§ SUPPLIED TEXT:
start
701 N. Green Valley Parkway, Suite 200
Henderson, Nevada, 89074
____________________
INFORMATION STATEMENT
PURSUANT TO SECTION 14(C)
OF THE SECURITIES EXCHANGE ACT OF 1934
AND RULE 14C-2 THEREUNDER
_________________________________
NO VOTE OR OTHER ACTION OF THE COMPANY’S SHAREHOLDERS IS REQUIRED IN CONNECTION WITH THIS INFORMATION STATEMENT.
WE ARE NOT ASKING YOU FOR A PROXY AND
YOU ARE REQUESTED NOT TO SEND US A PROXY
This Information Statement is being furnished to the holders of record of shares of the common stock (the “Common Stock”) of Dakota Gold Corp., a Nevada corporation (the “Company or “Dakota”), as of the close of business on the record date, May 21, 2013. The purpose of the Information Statement is to notify our shareholders that on May 21, 2013, the Company received written consents in lieu of a meeting of shareholders (the “Written Consent”) from the shareholder holding 2,000,000, or 85.3%, of the issued and outstanding shares of our Common Stock. The Written Consent adopted resolutions which authorized the Company to change the name of the Company from “Dakota Gold Corp.” to “American Magna Corp."
The actions will become effective upon the filing of the Amendment to the Articles of Incorporation attached as an exhibit to this Information Statement (the "Amendment"), which shall not occur before the twentieth (20) calendar day after this Statement is first mailed to our shareholders.
Because a shareholder holding at least a majority of the voting rights of our outstanding Common Stock has voted in favor of the foregoing actions, and has sufficient voting power to approve such action through his ownership of Common Stock, no other shareholder consents will be solicited in connection with the transactions described in this Information Statement. The Board is not soliciting proxies in connection with the adoption of this resolution, and proxies are not requested from shareholders.
In accordance with our bylaws, our Board of Directors has fixed the close of business on May 21, 2013 as the record date for determining the shareholders entitled to notice of the above noted actions. This Information Statement is being mailed on or about June _, 2013 to shareholders of record on the record date.
DISTRIBUTION AND COSTS
We will pay all costs associated with the distribution of this Information Statement, including the costs of printing and mailing. In addition, we will only deliver one Information Statement to multiple security holders sharing an address, unless we have received contrary instructions from one or more of the security holders. Also, we will promptly deliver a separate copy of this Information Statement and future shareholder communication documents to any security holder at a shared address to which a single copy of this Information Statement was delivered, or deliver a single copy of this Information Statement and future shareholder communication documents to any security holder or holders sharing an address to which multiple copies are now delivered, upon written request to us at our address noted above.
Security holders may also address future requests regarding delivery of information statements by contacting us at the address noted above.
VOTE REQUIRED; MANNER OF APPROVAL
Approval to change the name of the Company from “Dakota Gold Corp.” to “American Magna Corp." requires the affirmative vote of the holders of a majority of the voting power of the Company. Because a shareholder holding at least a majority of the voting rights of our outstanding Common Stock has voted in favor of the foregoing action, and has sufficient voting power to approve such action through his ownership of Common Stock, no other shareholder consents will be solicited in connection with the transactions described in this Information Statement. The Board is not soliciting proxies in connection with the adoption of these proposals, and proxies are not requested from shareholders.
end
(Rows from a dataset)
start
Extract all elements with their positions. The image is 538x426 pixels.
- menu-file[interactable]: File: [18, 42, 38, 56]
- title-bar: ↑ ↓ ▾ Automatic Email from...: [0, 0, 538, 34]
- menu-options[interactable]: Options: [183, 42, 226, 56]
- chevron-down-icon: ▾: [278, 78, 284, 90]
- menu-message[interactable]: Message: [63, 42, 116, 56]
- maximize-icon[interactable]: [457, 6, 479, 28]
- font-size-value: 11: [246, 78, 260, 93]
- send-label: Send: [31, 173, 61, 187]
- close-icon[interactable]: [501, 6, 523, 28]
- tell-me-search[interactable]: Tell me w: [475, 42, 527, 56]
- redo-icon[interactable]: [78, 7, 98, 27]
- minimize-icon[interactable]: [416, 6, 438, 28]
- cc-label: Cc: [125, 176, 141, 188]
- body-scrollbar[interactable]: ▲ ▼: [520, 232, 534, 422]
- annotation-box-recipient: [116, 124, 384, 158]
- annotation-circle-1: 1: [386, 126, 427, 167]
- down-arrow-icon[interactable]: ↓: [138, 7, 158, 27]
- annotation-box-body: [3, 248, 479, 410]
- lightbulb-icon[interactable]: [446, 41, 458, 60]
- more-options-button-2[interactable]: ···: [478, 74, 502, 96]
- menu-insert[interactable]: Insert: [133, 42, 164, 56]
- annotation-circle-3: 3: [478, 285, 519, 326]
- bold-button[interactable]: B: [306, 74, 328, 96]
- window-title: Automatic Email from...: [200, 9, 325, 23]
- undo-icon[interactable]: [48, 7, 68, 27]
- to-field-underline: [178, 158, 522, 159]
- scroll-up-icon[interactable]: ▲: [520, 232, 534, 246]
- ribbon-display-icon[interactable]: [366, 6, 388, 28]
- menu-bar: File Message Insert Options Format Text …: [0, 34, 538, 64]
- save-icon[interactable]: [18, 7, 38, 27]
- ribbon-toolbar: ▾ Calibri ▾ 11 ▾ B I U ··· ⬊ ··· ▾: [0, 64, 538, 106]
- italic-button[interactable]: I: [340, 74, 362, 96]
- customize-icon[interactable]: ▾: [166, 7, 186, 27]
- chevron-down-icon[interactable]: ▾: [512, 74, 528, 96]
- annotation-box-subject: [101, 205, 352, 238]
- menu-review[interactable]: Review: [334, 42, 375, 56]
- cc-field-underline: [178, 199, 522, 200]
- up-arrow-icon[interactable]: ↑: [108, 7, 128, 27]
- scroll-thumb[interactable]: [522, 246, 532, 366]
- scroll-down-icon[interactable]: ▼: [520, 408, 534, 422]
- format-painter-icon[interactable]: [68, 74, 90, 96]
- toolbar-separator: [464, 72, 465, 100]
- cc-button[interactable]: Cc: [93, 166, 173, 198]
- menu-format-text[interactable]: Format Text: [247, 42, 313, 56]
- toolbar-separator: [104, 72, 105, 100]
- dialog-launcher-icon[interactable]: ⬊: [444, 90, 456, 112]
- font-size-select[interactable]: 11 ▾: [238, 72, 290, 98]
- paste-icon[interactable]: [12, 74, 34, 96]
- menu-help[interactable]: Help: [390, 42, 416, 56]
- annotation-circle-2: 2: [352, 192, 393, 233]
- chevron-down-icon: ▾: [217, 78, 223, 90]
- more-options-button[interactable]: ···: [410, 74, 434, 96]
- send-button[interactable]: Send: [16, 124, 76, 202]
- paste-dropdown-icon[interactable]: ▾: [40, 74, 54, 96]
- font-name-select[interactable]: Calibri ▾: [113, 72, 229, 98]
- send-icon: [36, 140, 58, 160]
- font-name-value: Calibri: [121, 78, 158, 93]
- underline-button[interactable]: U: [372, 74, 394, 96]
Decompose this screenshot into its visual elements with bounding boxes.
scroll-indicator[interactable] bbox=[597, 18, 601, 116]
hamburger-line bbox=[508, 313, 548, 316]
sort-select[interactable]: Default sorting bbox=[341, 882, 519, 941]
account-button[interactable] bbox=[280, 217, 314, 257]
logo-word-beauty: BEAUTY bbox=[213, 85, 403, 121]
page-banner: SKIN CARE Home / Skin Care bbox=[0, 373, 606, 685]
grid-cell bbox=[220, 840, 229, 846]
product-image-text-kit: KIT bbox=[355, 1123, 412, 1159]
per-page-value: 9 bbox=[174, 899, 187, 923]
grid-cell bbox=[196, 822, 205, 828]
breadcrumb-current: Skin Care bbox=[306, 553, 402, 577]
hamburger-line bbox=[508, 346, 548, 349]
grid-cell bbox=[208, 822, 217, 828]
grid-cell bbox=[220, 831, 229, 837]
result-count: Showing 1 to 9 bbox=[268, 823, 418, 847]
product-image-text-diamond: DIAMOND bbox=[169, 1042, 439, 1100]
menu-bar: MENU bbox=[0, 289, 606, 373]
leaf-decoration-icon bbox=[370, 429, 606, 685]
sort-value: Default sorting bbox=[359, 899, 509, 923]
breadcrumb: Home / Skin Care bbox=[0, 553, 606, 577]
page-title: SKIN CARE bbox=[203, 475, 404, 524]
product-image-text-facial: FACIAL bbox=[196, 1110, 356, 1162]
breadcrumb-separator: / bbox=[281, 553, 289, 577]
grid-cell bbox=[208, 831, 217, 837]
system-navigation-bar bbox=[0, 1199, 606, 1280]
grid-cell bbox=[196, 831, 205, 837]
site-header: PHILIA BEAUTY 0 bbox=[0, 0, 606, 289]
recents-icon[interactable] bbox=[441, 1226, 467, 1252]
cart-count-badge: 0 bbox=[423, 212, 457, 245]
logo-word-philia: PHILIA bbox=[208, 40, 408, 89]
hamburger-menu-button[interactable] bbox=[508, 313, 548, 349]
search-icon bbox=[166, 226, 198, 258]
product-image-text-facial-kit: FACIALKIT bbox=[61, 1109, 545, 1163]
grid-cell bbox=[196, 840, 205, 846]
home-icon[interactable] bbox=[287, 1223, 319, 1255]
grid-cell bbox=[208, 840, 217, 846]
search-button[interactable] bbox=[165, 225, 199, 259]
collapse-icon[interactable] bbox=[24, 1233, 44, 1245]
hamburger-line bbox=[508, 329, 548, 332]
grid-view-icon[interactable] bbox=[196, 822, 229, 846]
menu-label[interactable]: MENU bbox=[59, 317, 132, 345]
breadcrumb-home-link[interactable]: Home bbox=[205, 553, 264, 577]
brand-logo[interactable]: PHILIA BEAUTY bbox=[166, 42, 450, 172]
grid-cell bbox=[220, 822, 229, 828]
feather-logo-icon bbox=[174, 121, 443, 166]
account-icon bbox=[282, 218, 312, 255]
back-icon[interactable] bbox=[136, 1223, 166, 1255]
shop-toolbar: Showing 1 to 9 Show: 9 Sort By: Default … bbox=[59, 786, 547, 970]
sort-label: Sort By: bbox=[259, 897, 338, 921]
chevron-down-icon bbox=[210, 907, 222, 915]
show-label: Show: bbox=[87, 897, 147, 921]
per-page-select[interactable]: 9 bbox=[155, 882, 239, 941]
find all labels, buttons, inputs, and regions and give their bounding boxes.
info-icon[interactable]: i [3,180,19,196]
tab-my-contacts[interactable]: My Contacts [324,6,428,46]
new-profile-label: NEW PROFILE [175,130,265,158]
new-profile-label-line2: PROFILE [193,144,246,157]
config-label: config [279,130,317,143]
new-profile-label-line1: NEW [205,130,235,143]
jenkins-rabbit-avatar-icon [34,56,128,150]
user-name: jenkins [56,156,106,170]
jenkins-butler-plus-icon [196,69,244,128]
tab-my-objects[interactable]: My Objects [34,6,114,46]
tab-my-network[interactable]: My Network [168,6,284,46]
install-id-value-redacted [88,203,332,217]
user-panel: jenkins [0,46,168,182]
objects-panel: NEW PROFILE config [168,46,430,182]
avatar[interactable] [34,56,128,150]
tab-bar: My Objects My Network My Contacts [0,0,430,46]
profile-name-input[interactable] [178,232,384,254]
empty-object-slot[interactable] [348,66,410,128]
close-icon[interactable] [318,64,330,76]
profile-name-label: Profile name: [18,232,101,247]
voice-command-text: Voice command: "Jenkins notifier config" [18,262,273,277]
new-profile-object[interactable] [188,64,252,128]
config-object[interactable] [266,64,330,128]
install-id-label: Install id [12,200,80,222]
end
§ WHAT THE TASK ASKS:
In the information statement, copy out verbatim everything from "VOTE REQUIRED; MANNER" down to "proposals, and proxies are not requested from shareholders.".

§ ANSWER FOR THE TASK:
VOTE REQUIRED; MANNER OF APPROVAL
Approval to change the name of the Company from “Dakota Gold Corp.” to “American Magna Corp." requires the affirmative vote of the holders of a majority of the voting power of the Company. Because a shareholder holding at least a majority of the voting rights of our outstanding Common Stock has voted in favor of the foregoing action, and has sufficient voting power to approve such action through his ownership of Common Stock, no other shareholder consents will be solicited in connection with the transactions described in this Information Statement. The Board is not soliciting proxies in connection with the adoption of these proposals, and proxies are not requested from shareholders.